[Records from a collection]
◆ ◆ ◆ ◆ ◆

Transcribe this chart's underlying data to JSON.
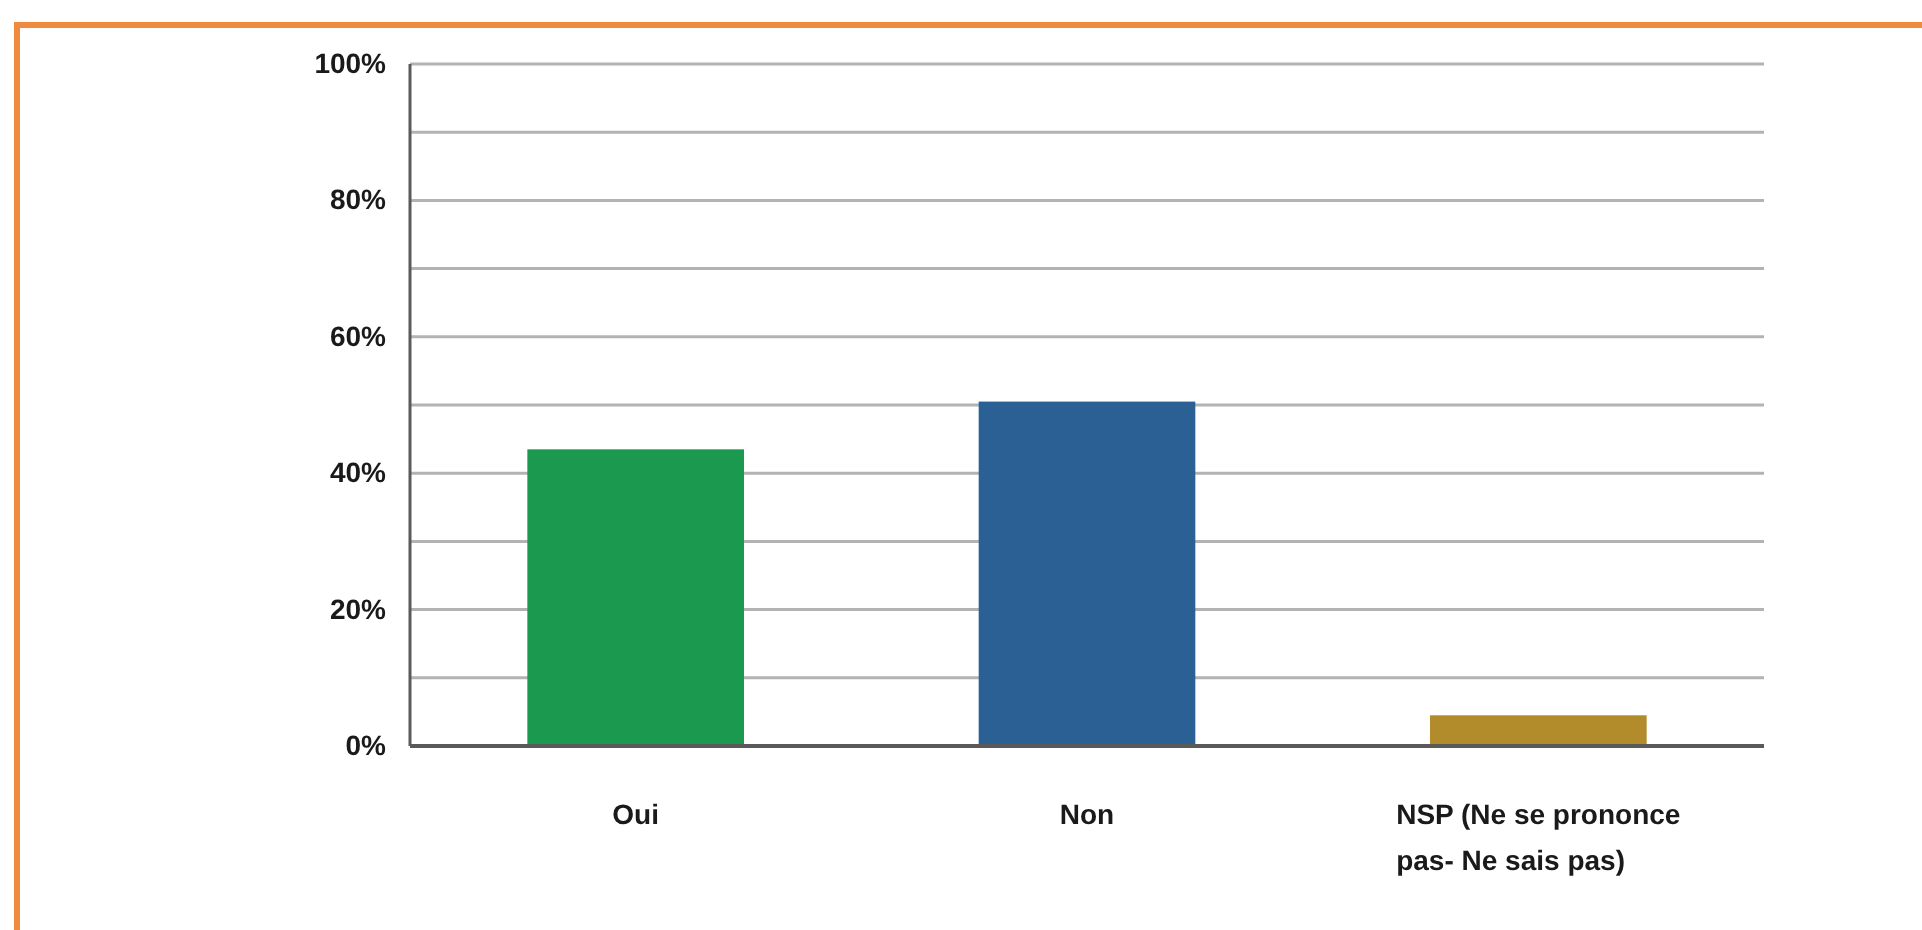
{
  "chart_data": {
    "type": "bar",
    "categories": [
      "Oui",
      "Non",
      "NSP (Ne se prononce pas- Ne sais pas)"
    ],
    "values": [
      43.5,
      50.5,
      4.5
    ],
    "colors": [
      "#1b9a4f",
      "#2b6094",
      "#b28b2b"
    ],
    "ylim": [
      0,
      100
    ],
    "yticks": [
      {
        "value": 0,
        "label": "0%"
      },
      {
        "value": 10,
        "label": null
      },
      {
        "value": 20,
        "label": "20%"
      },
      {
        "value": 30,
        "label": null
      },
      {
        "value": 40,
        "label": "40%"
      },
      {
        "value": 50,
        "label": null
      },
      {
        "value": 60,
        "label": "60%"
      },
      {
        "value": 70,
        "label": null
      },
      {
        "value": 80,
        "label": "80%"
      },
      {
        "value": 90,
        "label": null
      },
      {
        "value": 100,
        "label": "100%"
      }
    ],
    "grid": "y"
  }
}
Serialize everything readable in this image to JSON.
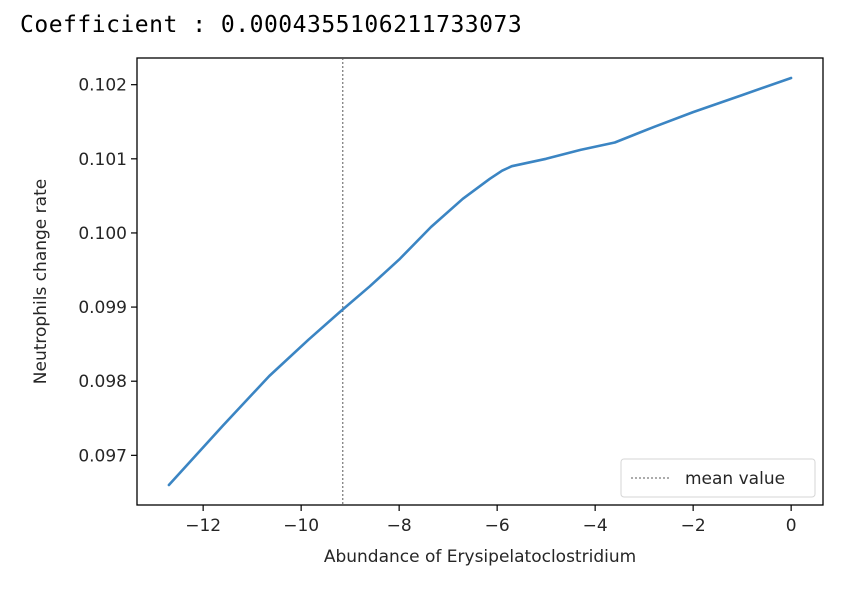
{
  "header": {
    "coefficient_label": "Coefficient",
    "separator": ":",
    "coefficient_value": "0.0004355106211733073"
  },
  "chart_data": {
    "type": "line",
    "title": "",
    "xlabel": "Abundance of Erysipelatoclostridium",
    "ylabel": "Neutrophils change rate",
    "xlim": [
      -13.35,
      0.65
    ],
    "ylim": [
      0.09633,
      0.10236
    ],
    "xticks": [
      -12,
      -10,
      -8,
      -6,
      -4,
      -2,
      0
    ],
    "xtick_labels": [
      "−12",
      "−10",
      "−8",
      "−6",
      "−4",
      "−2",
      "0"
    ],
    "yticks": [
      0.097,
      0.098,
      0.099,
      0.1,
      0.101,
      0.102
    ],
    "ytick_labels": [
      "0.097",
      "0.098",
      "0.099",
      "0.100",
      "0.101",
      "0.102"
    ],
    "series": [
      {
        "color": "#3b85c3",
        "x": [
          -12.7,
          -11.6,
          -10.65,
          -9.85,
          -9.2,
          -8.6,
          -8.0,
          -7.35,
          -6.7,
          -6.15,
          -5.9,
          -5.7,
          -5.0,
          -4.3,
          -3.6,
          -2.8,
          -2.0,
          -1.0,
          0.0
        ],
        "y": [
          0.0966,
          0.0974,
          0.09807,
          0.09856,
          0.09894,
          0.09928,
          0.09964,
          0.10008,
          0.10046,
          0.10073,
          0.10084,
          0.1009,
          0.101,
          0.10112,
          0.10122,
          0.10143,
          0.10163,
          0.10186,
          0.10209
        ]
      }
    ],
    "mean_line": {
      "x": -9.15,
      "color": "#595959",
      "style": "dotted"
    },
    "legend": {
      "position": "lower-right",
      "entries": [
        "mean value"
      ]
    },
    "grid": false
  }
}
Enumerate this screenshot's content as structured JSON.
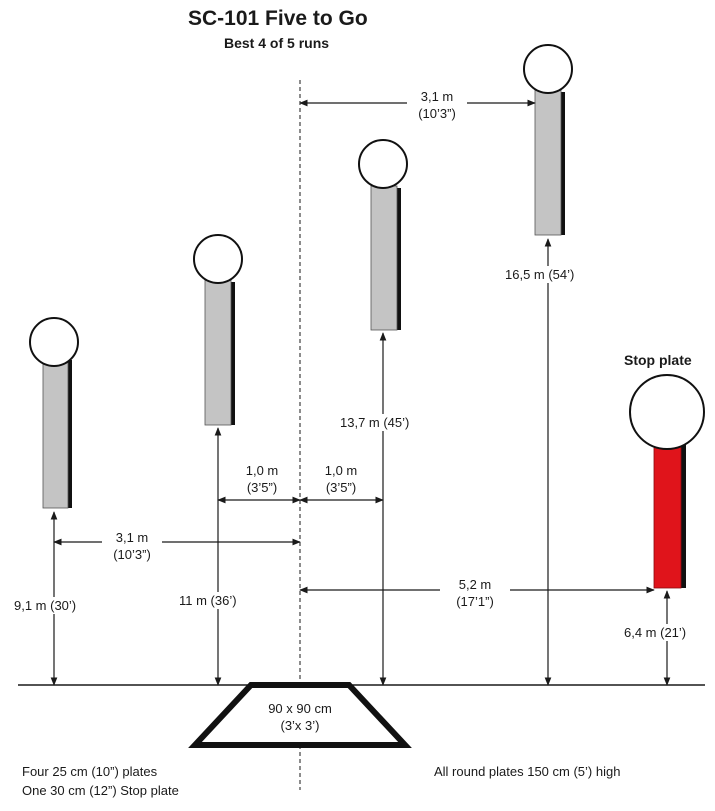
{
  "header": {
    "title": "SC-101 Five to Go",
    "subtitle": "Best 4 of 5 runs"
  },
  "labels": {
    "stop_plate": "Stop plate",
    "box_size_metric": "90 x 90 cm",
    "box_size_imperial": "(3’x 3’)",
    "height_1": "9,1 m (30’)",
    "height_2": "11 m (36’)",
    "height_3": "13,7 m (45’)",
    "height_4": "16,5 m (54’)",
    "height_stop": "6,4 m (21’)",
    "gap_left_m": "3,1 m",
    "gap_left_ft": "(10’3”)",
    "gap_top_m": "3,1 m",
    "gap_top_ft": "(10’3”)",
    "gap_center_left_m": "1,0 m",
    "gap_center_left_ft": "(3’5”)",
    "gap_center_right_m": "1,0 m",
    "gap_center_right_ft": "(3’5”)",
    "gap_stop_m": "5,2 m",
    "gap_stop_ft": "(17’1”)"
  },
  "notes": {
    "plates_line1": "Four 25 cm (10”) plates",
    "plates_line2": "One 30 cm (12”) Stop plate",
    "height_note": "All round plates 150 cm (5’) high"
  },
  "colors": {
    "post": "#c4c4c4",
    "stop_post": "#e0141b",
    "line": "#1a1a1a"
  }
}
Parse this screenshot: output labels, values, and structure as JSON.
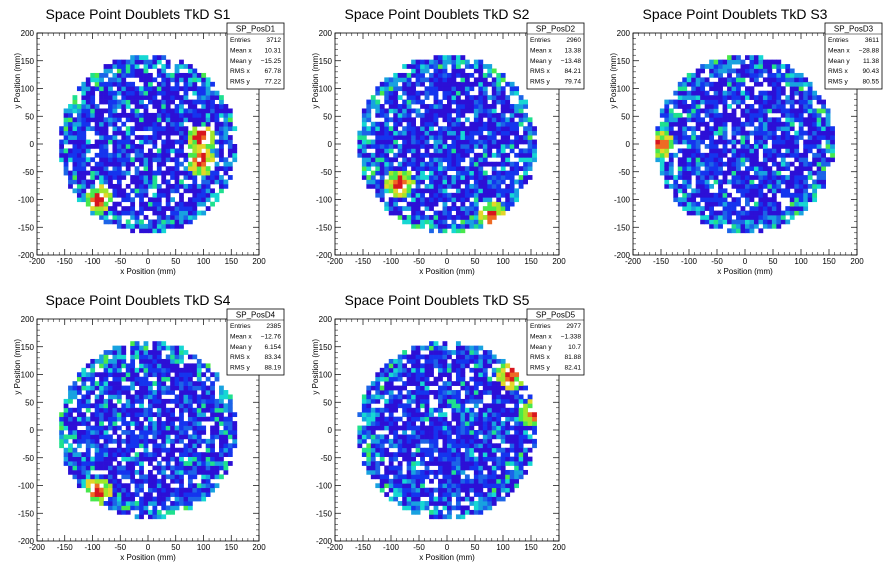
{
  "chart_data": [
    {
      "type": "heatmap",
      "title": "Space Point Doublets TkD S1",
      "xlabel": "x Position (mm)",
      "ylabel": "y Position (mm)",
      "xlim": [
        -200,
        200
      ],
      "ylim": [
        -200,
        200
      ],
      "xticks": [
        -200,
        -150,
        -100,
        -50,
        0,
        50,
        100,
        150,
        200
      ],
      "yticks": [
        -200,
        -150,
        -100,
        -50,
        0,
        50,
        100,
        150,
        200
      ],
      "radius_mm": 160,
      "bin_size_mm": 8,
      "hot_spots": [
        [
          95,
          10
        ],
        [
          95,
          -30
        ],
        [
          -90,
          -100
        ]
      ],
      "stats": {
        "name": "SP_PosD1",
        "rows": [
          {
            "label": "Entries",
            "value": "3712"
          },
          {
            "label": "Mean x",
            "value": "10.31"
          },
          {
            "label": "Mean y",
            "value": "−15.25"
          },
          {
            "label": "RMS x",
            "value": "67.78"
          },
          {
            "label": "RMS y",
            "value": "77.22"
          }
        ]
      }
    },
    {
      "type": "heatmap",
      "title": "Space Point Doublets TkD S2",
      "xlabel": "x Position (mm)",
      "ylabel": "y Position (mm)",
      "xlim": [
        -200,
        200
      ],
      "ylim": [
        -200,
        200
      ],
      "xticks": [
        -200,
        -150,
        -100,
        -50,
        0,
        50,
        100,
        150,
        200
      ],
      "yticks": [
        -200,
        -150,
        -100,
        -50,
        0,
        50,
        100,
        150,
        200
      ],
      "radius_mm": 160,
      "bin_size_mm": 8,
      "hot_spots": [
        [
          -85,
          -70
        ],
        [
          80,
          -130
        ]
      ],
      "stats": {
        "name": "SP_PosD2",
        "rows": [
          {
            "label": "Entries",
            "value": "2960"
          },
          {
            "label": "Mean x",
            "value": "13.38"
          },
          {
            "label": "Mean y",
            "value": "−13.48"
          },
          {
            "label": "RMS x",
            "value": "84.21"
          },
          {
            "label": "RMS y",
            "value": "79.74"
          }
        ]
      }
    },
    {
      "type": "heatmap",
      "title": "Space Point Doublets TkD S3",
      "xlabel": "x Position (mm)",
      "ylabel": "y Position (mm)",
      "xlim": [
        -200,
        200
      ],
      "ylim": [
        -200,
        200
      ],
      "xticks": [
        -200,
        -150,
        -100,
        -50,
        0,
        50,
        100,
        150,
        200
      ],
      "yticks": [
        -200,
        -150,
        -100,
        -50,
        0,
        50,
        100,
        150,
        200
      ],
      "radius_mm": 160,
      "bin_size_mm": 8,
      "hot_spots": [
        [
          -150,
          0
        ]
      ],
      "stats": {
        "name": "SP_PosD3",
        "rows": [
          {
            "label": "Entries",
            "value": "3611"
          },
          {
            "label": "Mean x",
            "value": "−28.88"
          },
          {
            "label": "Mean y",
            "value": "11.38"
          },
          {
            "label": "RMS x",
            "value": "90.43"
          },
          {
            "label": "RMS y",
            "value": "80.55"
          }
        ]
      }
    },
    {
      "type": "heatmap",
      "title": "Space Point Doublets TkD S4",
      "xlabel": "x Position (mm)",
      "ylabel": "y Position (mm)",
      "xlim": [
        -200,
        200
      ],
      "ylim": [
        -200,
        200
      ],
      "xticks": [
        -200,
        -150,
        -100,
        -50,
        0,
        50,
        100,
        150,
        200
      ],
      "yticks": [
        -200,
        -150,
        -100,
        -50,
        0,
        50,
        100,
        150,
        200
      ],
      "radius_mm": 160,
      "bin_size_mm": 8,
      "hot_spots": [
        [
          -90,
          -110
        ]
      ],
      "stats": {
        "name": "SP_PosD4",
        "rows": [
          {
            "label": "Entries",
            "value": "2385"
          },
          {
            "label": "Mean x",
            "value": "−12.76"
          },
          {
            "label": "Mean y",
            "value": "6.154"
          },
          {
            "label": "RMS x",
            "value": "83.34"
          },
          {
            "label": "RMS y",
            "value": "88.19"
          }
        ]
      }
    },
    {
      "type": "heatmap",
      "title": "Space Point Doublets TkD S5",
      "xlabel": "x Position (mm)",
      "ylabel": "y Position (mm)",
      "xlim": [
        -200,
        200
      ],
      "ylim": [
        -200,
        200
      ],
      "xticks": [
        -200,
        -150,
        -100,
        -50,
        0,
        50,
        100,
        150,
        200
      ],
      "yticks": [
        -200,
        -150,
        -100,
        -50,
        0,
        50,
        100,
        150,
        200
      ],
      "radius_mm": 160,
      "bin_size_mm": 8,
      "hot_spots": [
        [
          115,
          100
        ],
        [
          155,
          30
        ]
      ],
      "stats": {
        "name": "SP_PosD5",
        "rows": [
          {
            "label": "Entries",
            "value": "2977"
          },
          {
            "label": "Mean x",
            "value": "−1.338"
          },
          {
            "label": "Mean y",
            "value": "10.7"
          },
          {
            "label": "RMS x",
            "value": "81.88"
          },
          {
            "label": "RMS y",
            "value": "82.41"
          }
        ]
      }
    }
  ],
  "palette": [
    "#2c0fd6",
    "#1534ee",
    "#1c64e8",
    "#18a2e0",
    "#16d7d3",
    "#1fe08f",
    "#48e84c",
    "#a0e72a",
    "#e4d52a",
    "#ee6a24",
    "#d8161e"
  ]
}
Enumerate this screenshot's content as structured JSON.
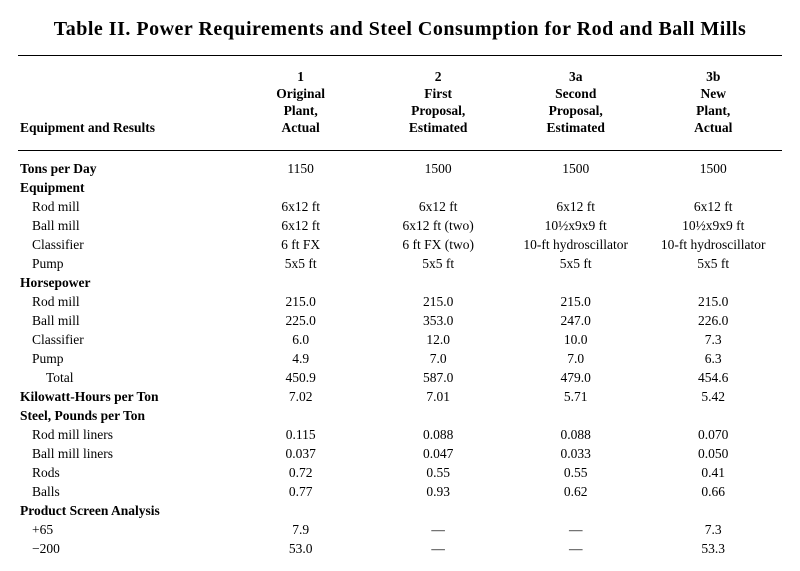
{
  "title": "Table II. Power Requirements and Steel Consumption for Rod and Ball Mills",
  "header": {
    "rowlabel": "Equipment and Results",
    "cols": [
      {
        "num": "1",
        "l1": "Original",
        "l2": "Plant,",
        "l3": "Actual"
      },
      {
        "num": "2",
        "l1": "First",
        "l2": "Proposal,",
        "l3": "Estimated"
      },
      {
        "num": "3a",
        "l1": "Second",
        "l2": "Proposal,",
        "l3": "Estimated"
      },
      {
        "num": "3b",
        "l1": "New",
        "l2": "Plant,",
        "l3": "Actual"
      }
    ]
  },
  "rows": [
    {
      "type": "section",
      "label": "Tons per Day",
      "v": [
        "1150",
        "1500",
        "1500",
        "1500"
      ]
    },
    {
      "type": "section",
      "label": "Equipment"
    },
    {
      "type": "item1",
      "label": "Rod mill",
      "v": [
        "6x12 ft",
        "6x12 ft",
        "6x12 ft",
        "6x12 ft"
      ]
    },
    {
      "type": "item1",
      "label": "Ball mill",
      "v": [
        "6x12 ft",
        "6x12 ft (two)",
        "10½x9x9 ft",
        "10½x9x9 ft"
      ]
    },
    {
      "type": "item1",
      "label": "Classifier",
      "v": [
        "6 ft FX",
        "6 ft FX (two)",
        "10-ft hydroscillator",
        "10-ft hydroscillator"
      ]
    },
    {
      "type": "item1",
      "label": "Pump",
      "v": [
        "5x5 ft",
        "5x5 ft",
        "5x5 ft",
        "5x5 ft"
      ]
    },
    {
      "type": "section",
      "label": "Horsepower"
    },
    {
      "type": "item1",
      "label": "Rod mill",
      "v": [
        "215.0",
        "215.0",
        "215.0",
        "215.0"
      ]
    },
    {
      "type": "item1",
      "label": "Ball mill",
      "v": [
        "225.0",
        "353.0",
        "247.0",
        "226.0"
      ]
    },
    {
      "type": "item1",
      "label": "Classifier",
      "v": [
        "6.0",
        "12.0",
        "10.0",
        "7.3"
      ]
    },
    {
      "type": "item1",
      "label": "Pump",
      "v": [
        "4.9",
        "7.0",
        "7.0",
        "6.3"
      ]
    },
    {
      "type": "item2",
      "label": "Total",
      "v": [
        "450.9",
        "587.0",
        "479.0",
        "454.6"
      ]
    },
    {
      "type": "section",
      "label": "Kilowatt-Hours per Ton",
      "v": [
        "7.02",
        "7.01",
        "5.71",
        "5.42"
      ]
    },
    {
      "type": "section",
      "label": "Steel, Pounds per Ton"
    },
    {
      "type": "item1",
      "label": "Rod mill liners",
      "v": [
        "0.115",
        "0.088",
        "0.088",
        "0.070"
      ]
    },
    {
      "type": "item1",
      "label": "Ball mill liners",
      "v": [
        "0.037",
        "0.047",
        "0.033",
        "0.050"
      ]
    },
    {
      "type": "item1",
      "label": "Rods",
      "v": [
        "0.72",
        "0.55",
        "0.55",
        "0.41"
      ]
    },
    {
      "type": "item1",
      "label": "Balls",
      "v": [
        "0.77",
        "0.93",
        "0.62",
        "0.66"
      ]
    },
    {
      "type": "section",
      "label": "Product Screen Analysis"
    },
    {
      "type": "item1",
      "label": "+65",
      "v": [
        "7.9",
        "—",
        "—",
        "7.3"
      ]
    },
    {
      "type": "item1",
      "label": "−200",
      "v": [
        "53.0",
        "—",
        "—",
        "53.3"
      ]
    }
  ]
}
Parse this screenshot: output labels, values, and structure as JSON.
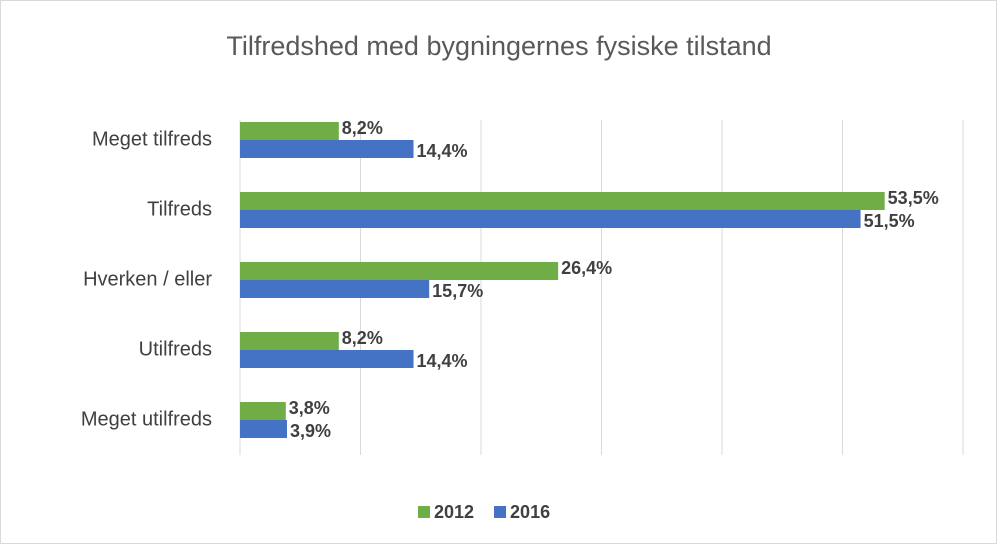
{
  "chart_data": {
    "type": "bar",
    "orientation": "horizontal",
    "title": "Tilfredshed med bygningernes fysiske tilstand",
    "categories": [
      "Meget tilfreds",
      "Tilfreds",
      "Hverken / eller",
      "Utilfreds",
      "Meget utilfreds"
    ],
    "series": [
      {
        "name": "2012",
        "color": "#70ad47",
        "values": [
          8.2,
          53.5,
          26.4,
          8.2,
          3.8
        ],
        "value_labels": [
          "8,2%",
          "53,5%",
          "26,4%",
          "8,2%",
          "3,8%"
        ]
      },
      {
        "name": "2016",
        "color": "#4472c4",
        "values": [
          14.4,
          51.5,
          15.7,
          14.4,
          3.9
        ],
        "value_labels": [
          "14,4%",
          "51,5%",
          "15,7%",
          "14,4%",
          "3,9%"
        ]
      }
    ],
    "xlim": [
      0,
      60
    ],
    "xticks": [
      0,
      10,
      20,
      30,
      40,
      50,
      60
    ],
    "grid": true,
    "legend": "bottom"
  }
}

◆ ◆ ◆ ◆ ◆

Gather all lines of the records that include the word "Steel".

  "title": "Table II. Power Requirements and Steel Consumption for Rod and Ball Mills",
      "label": "Steel, Pounds per Ton"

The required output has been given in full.